Extracts from a graphics dataset
+ + + + + + +

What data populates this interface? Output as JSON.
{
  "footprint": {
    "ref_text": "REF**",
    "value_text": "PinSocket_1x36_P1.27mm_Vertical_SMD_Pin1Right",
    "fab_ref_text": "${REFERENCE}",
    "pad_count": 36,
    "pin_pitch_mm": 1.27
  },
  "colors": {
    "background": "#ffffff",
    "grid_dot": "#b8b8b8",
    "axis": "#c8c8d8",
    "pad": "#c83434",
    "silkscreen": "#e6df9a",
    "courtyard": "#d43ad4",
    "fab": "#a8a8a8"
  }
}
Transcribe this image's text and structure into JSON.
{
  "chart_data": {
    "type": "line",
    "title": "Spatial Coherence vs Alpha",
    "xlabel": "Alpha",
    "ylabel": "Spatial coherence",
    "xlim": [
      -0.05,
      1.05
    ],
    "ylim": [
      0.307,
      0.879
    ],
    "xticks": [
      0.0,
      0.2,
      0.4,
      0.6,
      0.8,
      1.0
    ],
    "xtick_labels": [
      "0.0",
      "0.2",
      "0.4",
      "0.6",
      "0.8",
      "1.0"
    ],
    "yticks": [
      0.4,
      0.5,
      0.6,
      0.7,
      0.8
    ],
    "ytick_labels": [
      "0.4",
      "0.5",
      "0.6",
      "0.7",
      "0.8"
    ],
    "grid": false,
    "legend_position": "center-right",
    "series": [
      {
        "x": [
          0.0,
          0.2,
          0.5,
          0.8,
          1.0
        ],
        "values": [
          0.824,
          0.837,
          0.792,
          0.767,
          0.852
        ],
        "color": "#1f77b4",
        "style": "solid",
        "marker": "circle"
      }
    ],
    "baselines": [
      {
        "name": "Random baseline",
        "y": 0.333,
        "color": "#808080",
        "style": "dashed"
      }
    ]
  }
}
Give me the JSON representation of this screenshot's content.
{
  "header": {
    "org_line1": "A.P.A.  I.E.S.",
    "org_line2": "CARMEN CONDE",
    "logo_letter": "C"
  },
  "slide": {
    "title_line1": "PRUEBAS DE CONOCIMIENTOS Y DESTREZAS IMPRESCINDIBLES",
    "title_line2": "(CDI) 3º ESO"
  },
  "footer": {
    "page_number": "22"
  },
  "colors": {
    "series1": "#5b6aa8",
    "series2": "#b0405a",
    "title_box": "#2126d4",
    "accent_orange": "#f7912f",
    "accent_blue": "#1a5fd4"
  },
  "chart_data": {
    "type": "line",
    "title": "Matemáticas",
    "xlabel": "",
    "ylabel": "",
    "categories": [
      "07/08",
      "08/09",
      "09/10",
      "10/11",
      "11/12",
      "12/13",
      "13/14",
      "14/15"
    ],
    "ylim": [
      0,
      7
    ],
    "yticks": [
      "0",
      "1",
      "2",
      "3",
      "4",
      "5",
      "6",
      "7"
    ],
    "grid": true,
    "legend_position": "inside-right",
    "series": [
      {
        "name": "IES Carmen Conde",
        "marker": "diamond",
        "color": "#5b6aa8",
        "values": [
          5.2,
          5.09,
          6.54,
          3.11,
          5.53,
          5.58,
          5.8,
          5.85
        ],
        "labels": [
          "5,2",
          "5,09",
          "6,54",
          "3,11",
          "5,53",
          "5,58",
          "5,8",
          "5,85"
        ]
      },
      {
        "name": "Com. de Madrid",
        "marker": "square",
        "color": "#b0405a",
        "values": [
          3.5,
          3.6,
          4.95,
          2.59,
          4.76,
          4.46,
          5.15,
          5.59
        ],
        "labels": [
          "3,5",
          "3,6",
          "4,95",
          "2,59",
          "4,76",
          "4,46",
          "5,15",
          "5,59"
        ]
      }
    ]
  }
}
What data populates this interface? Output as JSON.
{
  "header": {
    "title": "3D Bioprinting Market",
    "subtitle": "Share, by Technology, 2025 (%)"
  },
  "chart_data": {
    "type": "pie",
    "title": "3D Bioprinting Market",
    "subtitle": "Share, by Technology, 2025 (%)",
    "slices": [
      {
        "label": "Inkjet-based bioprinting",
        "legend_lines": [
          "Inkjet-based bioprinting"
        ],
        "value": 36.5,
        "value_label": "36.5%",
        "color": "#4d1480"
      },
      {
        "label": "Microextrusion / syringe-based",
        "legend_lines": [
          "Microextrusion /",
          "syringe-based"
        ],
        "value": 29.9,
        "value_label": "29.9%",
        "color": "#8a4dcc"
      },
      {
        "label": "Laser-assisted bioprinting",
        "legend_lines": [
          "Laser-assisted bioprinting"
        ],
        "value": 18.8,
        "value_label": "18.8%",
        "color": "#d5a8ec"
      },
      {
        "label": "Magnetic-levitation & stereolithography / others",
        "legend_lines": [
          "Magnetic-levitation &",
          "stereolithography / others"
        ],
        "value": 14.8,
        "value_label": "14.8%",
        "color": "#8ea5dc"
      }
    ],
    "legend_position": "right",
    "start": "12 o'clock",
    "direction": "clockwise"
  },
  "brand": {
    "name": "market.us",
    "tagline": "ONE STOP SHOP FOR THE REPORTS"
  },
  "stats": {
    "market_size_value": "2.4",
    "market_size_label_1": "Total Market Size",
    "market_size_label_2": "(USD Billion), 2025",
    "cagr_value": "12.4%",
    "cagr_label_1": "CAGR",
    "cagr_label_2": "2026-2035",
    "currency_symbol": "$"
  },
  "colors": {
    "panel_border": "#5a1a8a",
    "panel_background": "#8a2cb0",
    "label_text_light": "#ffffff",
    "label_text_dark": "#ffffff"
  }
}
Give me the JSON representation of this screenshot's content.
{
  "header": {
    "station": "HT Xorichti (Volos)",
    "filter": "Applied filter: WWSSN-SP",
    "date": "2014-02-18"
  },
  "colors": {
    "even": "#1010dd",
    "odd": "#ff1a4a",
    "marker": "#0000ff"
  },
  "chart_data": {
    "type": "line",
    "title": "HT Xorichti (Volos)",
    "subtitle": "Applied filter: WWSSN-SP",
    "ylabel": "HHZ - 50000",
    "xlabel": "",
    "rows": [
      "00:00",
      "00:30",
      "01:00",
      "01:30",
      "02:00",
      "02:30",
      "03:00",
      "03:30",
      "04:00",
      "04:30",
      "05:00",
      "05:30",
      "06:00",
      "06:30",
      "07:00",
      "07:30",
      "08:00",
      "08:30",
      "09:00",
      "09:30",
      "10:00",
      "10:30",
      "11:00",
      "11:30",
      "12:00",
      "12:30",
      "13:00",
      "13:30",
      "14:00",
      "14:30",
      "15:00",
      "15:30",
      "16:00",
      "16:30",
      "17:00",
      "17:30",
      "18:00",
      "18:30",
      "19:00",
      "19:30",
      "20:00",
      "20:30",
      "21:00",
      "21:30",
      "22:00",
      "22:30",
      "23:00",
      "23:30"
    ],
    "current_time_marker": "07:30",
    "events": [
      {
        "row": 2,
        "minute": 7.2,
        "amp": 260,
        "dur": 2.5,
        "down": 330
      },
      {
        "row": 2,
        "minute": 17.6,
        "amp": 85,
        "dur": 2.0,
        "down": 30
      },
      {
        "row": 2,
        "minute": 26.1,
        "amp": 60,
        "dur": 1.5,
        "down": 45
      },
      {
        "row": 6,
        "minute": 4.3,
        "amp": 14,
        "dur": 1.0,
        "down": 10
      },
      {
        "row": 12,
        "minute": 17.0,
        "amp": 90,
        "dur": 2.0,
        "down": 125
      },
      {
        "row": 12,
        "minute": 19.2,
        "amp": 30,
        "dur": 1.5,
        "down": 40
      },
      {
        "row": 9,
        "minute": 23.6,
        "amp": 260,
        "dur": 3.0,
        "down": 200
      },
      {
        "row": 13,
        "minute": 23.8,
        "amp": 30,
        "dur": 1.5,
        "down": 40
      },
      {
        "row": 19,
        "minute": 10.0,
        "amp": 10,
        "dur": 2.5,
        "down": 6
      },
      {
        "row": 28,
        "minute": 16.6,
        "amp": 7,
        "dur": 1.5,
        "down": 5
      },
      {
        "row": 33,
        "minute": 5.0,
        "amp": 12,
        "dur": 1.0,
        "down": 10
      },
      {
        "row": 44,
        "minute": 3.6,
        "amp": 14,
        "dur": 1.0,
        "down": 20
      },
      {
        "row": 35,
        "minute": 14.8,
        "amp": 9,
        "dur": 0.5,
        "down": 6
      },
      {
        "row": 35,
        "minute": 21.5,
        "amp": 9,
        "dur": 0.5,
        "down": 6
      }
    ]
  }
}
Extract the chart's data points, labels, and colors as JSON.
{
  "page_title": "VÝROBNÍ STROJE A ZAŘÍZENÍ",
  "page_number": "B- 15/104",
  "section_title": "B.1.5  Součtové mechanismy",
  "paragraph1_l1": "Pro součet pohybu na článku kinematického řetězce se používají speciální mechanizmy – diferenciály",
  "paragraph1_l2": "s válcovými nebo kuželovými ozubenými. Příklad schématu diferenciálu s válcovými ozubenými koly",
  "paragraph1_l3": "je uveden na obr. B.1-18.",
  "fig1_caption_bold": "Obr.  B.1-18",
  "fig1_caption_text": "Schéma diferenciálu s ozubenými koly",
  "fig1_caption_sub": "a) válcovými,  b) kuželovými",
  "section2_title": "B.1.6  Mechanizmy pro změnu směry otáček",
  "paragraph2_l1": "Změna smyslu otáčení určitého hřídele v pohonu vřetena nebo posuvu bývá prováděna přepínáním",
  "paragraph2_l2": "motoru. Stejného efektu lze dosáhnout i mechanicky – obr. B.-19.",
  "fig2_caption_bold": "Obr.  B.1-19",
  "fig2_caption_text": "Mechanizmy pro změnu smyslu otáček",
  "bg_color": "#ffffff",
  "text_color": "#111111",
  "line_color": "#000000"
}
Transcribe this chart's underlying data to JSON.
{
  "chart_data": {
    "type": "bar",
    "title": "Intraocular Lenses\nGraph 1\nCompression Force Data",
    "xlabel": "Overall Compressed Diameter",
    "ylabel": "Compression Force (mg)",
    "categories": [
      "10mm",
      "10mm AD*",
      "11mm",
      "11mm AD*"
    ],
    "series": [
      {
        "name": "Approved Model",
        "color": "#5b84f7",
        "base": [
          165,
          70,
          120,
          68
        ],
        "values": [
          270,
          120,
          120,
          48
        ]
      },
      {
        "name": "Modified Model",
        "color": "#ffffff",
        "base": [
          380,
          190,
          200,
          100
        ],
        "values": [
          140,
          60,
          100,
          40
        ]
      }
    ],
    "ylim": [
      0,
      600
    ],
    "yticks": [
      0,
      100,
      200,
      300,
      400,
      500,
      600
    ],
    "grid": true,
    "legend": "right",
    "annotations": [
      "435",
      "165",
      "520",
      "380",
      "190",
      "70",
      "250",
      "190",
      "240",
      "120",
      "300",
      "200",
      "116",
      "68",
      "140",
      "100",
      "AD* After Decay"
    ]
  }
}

+ + + + + + +

## DIRECTIONS FOR THIS TASK
Identify the lines above that contain the word "otáček", then copy them.

## THE COMPLETED TASK
  "section2_title": "B.1.6  Mechanizmy pro změnu směry otáček",
  "fig2_caption_text": "Mechanizmy pro změnu smyslu otáček",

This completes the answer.